▶ _Dataset records on visual material_:
>>
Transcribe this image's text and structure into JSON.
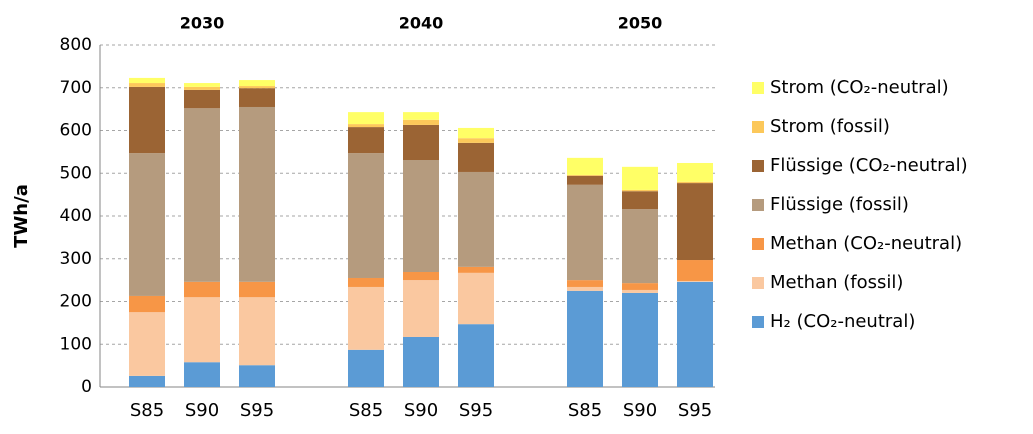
{
  "chart_data": {
    "type": "stacked-bar",
    "y_label": "TWh/a",
    "groups": [
      "2030",
      "2040",
      "2050"
    ],
    "categories": [
      "S85",
      "S90",
      "S95",
      "S85",
      "S90",
      "S95",
      "S85",
      "S90",
      "S95"
    ],
    "series": [
      {
        "name": "H₂ (CO₂-neutral)",
        "color": "#5b9bd5",
        "values": [
          26,
          58,
          51,
          87,
          117,
          147,
          225,
          220,
          246
        ]
      },
      {
        "name": "Methan (fossil)",
        "color": "#fac8a0",
        "values": [
          149,
          152,
          159,
          147,
          133,
          120,
          9,
          7,
          2
        ]
      },
      {
        "name": "Methan (CO₂-neutral)",
        "color": "#f79646",
        "values": [
          38,
          36,
          36,
          21,
          19,
          14,
          16,
          16,
          49
        ]
      },
      {
        "name": "Flüssige (fossil)",
        "color": "#b59b7e",
        "values": [
          334,
          406,
          409,
          292,
          262,
          222,
          223,
          173,
          0
        ]
      },
      {
        "name": "Flüssige (CO₂-neutral)",
        "color": "#9b6434",
        "values": [
          155,
          43,
          44,
          61,
          82,
          68,
          21,
          42,
          180
        ]
      },
      {
        "name": "Strom (fossil)",
        "color": "#fcc85a",
        "values": [
          9,
          7,
          5,
          7,
          12,
          11,
          2,
          3,
          3
        ]
      },
      {
        "name": "Strom (CO₂-neutral)",
        "color": "#ffff66",
        "values": [
          12,
          9,
          14,
          28,
          18,
          24,
          40,
          54,
          44
        ]
      }
    ],
    "ylim": [
      0,
      800
    ],
    "yticks": [
      0,
      100,
      200,
      300,
      400,
      500,
      600,
      700,
      800
    ],
    "grid": true,
    "legend": "right"
  }
}
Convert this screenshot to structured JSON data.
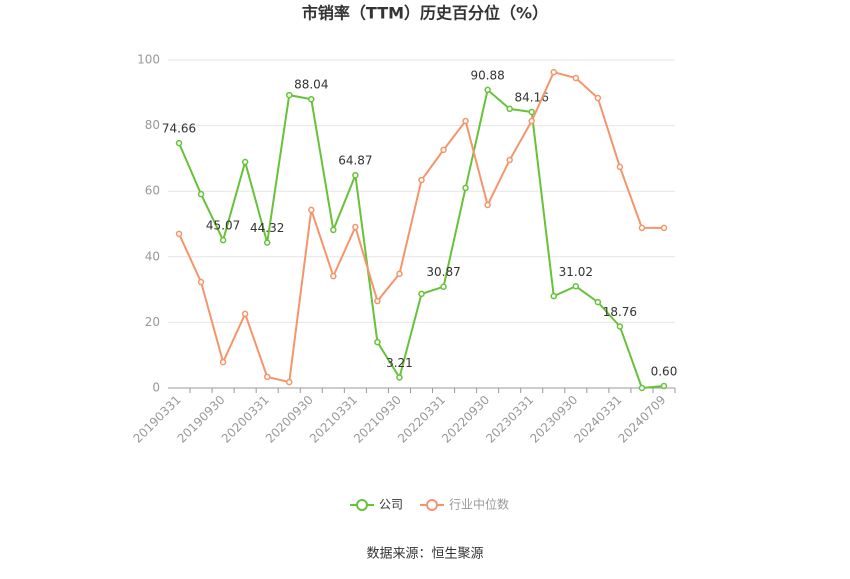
{
  "chart_data": {
    "type": "line",
    "title": "市销率（TTM）历史百分位（%）",
    "source": "数据来源：恒生聚源",
    "categories": [
      "20190331",
      null,
      "20190930",
      null,
      "20200331",
      null,
      "20200930",
      null,
      "20210331",
      null,
      "20210930",
      null,
      "20220331",
      null,
      "20220930",
      null,
      "20230331",
      null,
      "20230930",
      null,
      "20240331",
      null,
      "20240709"
    ],
    "series": [
      {
        "name": "公司",
        "color": "#67c23a",
        "values": [
          74.66,
          59.1,
          45.07,
          68.9,
          44.32,
          89.3,
          88.04,
          48.2,
          64.87,
          14.0,
          3.21,
          28.7,
          30.87,
          61.0,
          90.88,
          85.1,
          84.16,
          28.0,
          31.02,
          26.2,
          18.76,
          0,
          0.6
        ],
        "value_labels": [
          "74.66",
          null,
          "45.07",
          null,
          "44.32",
          null,
          "88.04",
          null,
          "64.87",
          null,
          "3.21",
          null,
          "30.87",
          null,
          "90.88",
          null,
          "84.16",
          null,
          "31.02",
          null,
          "18.76",
          null,
          "0.60"
        ]
      },
      {
        "name": "行业中位数",
        "color": "#f4956b",
        "values": [
          47.0,
          32.3,
          7.9,
          22.6,
          3.4,
          1.8,
          54.3,
          34.1,
          49.1,
          26.5,
          34.8,
          63.4,
          72.6,
          81.4,
          55.8,
          69.5,
          81.4,
          96.3,
          94.5,
          88.4,
          67.4,
          48.8,
          48.8
        ]
      }
    ],
    "ylim": [
      0,
      100
    ],
    "yticks": [
      0,
      20,
      40,
      60,
      80,
      100
    ],
    "grid": true
  }
}
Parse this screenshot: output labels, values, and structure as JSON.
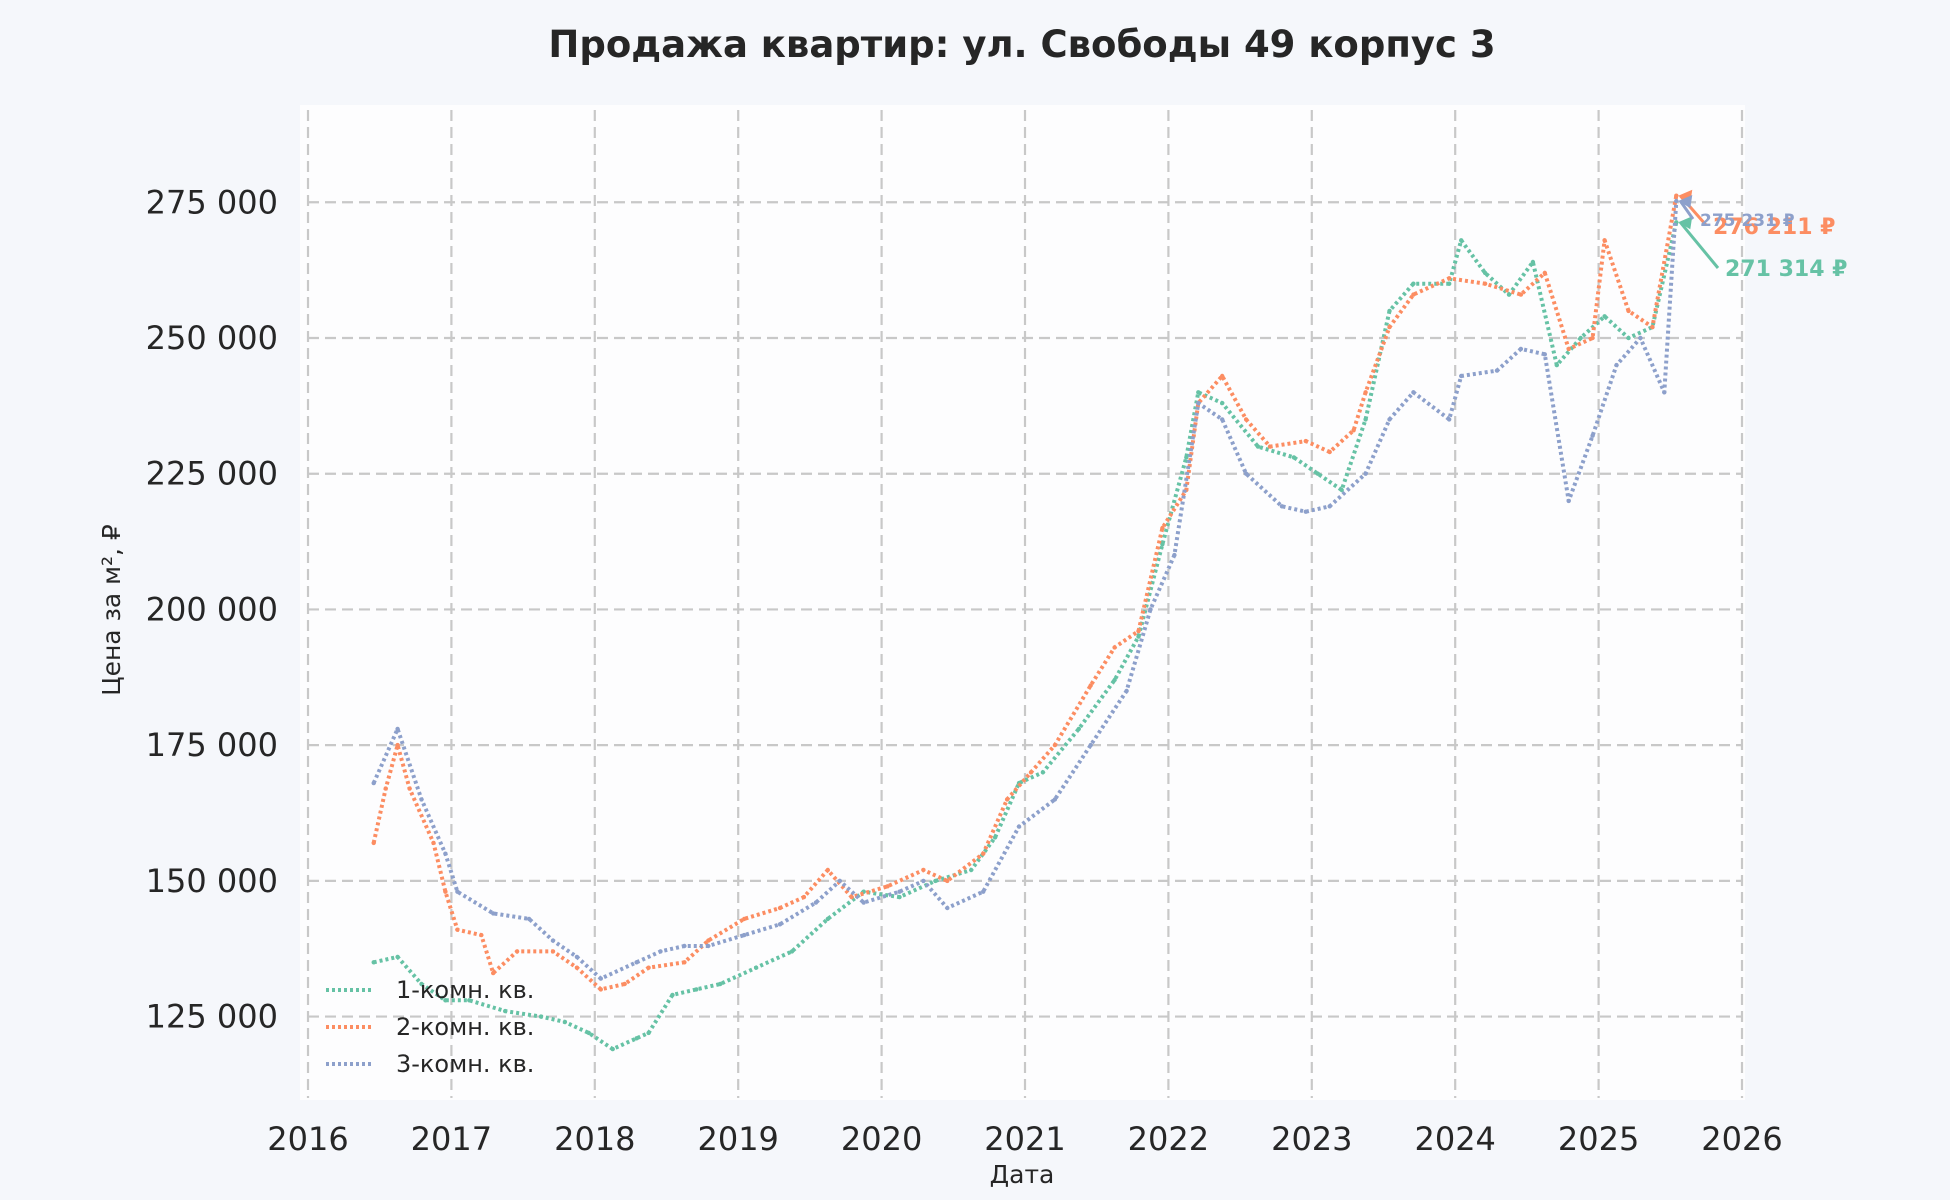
{
  "chart_data": {
    "type": "line",
    "title": "Продажа квартир: ул. Свободы 49 корпус 3",
    "xlabel": "Дата",
    "ylabel": "Цена за м², ₽",
    "xlim": [
      2016,
      2026
    ],
    "ylim": [
      110000,
      292000
    ],
    "grid": true,
    "legend_position": "bottom-left",
    "x_ticks": [
      "2016",
      "2017",
      "2018",
      "2019",
      "2020",
      "2021",
      "2022",
      "2023",
      "2024",
      "2025",
      "2026"
    ],
    "y_ticks": [
      "125 000",
      "150 000",
      "175 000",
      "200 000",
      "225 000",
      "250 000",
      "275 000"
    ],
    "series": [
      {
        "name": "1-комн. кв.",
        "color": "#66c2a5",
        "end_label": "271 314 ₽",
        "points": [
          [
            "2016-06",
            135000
          ],
          [
            "2016-08",
            136000
          ],
          [
            "2016-10",
            131000
          ],
          [
            "2016-12",
            128000
          ],
          [
            "2017-02",
            128000
          ],
          [
            "2017-05",
            126000
          ],
          [
            "2017-08",
            125000
          ],
          [
            "2017-10",
            124000
          ],
          [
            "2017-12",
            122000
          ],
          [
            "2018-02",
            119000
          ],
          [
            "2018-04",
            121000
          ],
          [
            "2018-05",
            122000
          ],
          [
            "2018-07",
            129000
          ],
          [
            "2018-09",
            130000
          ],
          [
            "2018-11",
            131000
          ],
          [
            "2019-02",
            134000
          ],
          [
            "2019-05",
            137000
          ],
          [
            "2019-08",
            143000
          ],
          [
            "2019-11",
            148000
          ],
          [
            "2020-02",
            147000
          ],
          [
            "2020-05",
            150000
          ],
          [
            "2020-08",
            152000
          ],
          [
            "2020-10",
            158000
          ],
          [
            "2020-12",
            168000
          ],
          [
            "2021-02",
            170000
          ],
          [
            "2021-05",
            178000
          ],
          [
            "2021-08",
            187000
          ],
          [
            "2021-10",
            195000
          ],
          [
            "2021-12",
            212000
          ],
          [
            "2022-02",
            228000
          ],
          [
            "2022-03",
            240000
          ],
          [
            "2022-05",
            238000
          ],
          [
            "2022-08",
            230000
          ],
          [
            "2022-11",
            228000
          ],
          [
            "2023-01",
            225000
          ],
          [
            "2023-03",
            222000
          ],
          [
            "2023-05",
            235000
          ],
          [
            "2023-07",
            255000
          ],
          [
            "2023-09",
            260000
          ],
          [
            "2023-12",
            260000
          ],
          [
            "2024-01",
            268000
          ],
          [
            "2024-03",
            262000
          ],
          [
            "2024-05",
            258000
          ],
          [
            "2024-07",
            264000
          ],
          [
            "2024-09",
            245000
          ],
          [
            "2024-11",
            250000
          ],
          [
            "2025-01",
            254000
          ],
          [
            "2025-03",
            250000
          ],
          [
            "2025-05",
            252000
          ],
          [
            "2025-07",
            271314
          ]
        ]
      },
      {
        "name": "2-комн. кв.",
        "color": "#fc8d62",
        "end_label": "276 211 ₽",
        "points": [
          [
            "2016-06",
            157000
          ],
          [
            "2016-07",
            167000
          ],
          [
            "2016-08",
            175000
          ],
          [
            "2016-09",
            167000
          ],
          [
            "2016-11",
            157000
          ],
          [
            "2016-12",
            148000
          ],
          [
            "2017-01",
            141000
          ],
          [
            "2017-03",
            140000
          ],
          [
            "2017-04",
            133000
          ],
          [
            "2017-06",
            137000
          ],
          [
            "2017-09",
            137000
          ],
          [
            "2017-11",
            134000
          ],
          [
            "2018-01",
            130000
          ],
          [
            "2018-03",
            131000
          ],
          [
            "2018-05",
            134000
          ],
          [
            "2018-08",
            135000
          ],
          [
            "2018-10",
            139000
          ],
          [
            "2019-01",
            143000
          ],
          [
            "2019-04",
            145000
          ],
          [
            "2019-06",
            147000
          ],
          [
            "2019-08",
            152000
          ],
          [
            "2019-10",
            147000
          ],
          [
            "2020-01",
            149000
          ],
          [
            "2020-04",
            152000
          ],
          [
            "2020-06",
            150000
          ],
          [
            "2020-09",
            155000
          ],
          [
            "2020-11",
            165000
          ],
          [
            "2021-01",
            170000
          ],
          [
            "2021-03",
            175000
          ],
          [
            "2021-06",
            186000
          ],
          [
            "2021-08",
            193000
          ],
          [
            "2021-10",
            196000
          ],
          [
            "2021-12",
            215000
          ],
          [
            "2022-02",
            222000
          ],
          [
            "2022-03",
            238000
          ],
          [
            "2022-05",
            243000
          ],
          [
            "2022-07",
            235000
          ],
          [
            "2022-09",
            230000
          ],
          [
            "2022-12",
            231000
          ],
          [
            "2023-02",
            229000
          ],
          [
            "2023-04",
            233000
          ],
          [
            "2023-05",
            240000
          ],
          [
            "2023-07",
            252000
          ],
          [
            "2023-09",
            258000
          ],
          [
            "2023-12",
            261000
          ],
          [
            "2024-03",
            260000
          ],
          [
            "2024-06",
            258000
          ],
          [
            "2024-08",
            262000
          ],
          [
            "2024-10",
            248000
          ],
          [
            "2024-12",
            250000
          ],
          [
            "2025-01",
            268000
          ],
          [
            "2025-03",
            255000
          ],
          [
            "2025-05",
            252000
          ],
          [
            "2025-07",
            276211
          ]
        ]
      },
      {
        "name": "3-комн. кв.",
        "color": "#8da0cb",
        "end_label": "275 231 ₽",
        "points": [
          [
            "2016-06",
            168000
          ],
          [
            "2016-08",
            178000
          ],
          [
            "2016-10",
            165000
          ],
          [
            "2016-12",
            155000
          ],
          [
            "2017-01",
            148000
          ],
          [
            "2017-04",
            144000
          ],
          [
            "2017-07",
            143000
          ],
          [
            "2017-09",
            139000
          ],
          [
            "2017-11",
            136000
          ],
          [
            "2018-01",
            132000
          ],
          [
            "2018-04",
            135000
          ],
          [
            "2018-06",
            137000
          ],
          [
            "2018-08",
            138000
          ],
          [
            "2018-10",
            138000
          ],
          [
            "2019-01",
            140000
          ],
          [
            "2019-04",
            142000
          ],
          [
            "2019-07",
            146000
          ],
          [
            "2019-09",
            150000
          ],
          [
            "2019-11",
            146000
          ],
          [
            "2020-02",
            148000
          ],
          [
            "2020-04",
            150000
          ],
          [
            "2020-06",
            145000
          ],
          [
            "2020-09",
            148000
          ],
          [
            "2020-12",
            160000
          ],
          [
            "2021-03",
            165000
          ],
          [
            "2021-06",
            175000
          ],
          [
            "2021-09",
            185000
          ],
          [
            "2021-11",
            200000
          ],
          [
            "2022-01",
            210000
          ],
          [
            "2022-03",
            238000
          ],
          [
            "2022-05",
            235000
          ],
          [
            "2022-07",
            225000
          ],
          [
            "2022-10",
            219000
          ],
          [
            "2022-12",
            218000
          ],
          [
            "2023-02",
            219000
          ],
          [
            "2023-05",
            225000
          ],
          [
            "2023-07",
            235000
          ],
          [
            "2023-09",
            240000
          ],
          [
            "2023-12",
            235000
          ],
          [
            "2024-01",
            243000
          ],
          [
            "2024-04",
            244000
          ],
          [
            "2024-06",
            248000
          ],
          [
            "2024-08",
            247000
          ],
          [
            "2024-10",
            220000
          ],
          [
            "2024-12",
            232000
          ],
          [
            "2025-02",
            245000
          ],
          [
            "2025-04",
            250000
          ],
          [
            "2025-06",
            240000
          ],
          [
            "2025-07",
            275231
          ]
        ]
      }
    ]
  }
}
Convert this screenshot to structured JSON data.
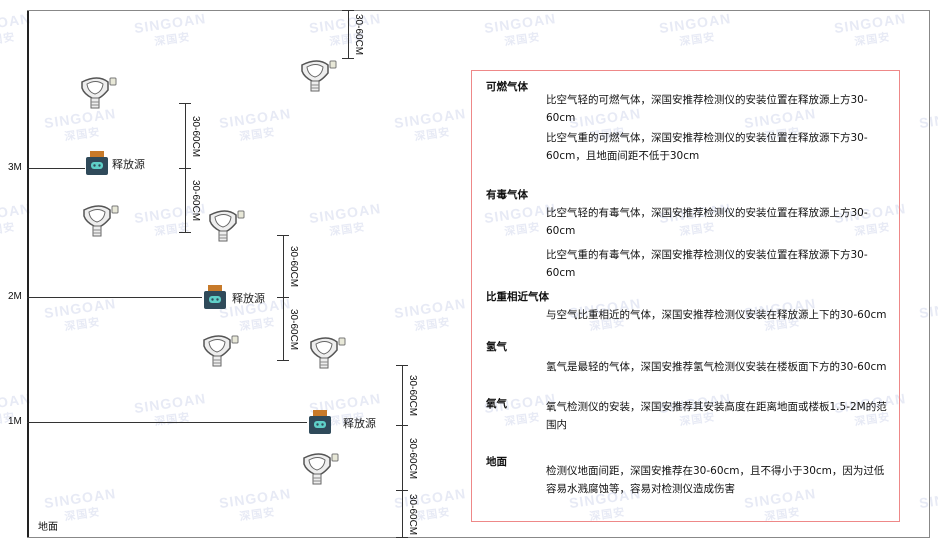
{
  "watermark": {
    "brand": "SINGOAN",
    "cn": "深国安"
  },
  "levels": [
    {
      "label": "3M"
    },
    {
      "label": "2M"
    },
    {
      "label": "1M"
    }
  ],
  "ground_label": "地面",
  "source_label": "释放源",
  "dimension_label": "30-60CM",
  "colors": {
    "box_border": "#e88888",
    "source_body": "#2f4a5a",
    "source_cap": "#c77a2a",
    "source_face": "#5fd0c8"
  },
  "info": {
    "sections": [
      {
        "title": "可燃气体",
        "paras": [
          "比空气轻的可燃气体，深国安推荐检测仪的安装位置在释放源上方30-60cm",
          "比空气重的可燃气体，深国安推荐检测仪的安装位置在释放源下方30-60cm，且地面间距不低于30cm"
        ]
      },
      {
        "title": "有毒气体",
        "paras": [
          "比空气轻的有毒气体，深国安推荐检测仪的安装位置在释放源上方30-60cm",
          "比空气重的有毒气体，深国安推荐检测仪的安装位置在释放源下方30-60cm"
        ]
      },
      {
        "title": "比重相近气体",
        "paras": [
          "与空气比重相近的气体，深国安推荐检测仪安装在释放源上下的30-60cm"
        ]
      },
      {
        "title": "氢气",
        "paras": [
          "氢气是最轻的气体，深国安推荐氢气检测仪安装在楼板面下方的30-60cm"
        ]
      },
      {
        "title": "氧气",
        "paras": [
          "氧气检测仪的安装，深国安推荐其安装高度在距离地面或楼板1.5-2M的范围内"
        ]
      },
      {
        "title": "地面",
        "paras": [
          "检测仪地面间距，深国安推荐在30-60cm，且不得小于30cm，因为过低容易水溅腐蚀等，容易对检测仪造成伤害"
        ]
      }
    ]
  }
}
<<
▶ _The task_:
Using the records above, copy each line that contains "neutral".

▶ _Reply to the task_:
        "name": "H₂ (CO₂-neutral)",
        "name": "Methan (CO₂-neutral)",
        "name": "Flüssige (CO₂-neutral)",
        "name": "Strom (CO₂-neutral)",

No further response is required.